- _DESCRIPTION OF THE TASK_
Determine how many lines of the material hold the string "weatheronline" and reply with only that number.

== DATA SUPPLIED

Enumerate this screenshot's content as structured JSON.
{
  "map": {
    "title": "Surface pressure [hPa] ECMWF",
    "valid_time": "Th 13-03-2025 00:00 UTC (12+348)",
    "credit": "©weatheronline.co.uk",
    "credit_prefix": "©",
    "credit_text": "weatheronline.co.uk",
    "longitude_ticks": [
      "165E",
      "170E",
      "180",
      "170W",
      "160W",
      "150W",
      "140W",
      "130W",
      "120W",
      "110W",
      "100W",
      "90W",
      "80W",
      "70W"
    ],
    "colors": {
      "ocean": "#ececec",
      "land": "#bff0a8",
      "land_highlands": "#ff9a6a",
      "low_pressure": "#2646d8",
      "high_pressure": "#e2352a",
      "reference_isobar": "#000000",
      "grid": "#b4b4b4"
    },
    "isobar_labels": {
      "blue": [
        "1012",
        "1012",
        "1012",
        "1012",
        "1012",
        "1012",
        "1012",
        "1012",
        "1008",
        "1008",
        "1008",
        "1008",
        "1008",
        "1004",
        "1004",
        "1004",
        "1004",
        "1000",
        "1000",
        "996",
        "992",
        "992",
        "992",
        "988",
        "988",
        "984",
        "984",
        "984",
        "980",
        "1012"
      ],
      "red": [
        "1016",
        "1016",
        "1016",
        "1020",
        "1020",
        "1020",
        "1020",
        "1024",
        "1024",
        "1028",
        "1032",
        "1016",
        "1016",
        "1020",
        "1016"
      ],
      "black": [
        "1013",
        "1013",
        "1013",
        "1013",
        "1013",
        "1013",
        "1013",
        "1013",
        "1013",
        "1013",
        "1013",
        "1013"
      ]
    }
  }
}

====

- _TASK RESULT_
2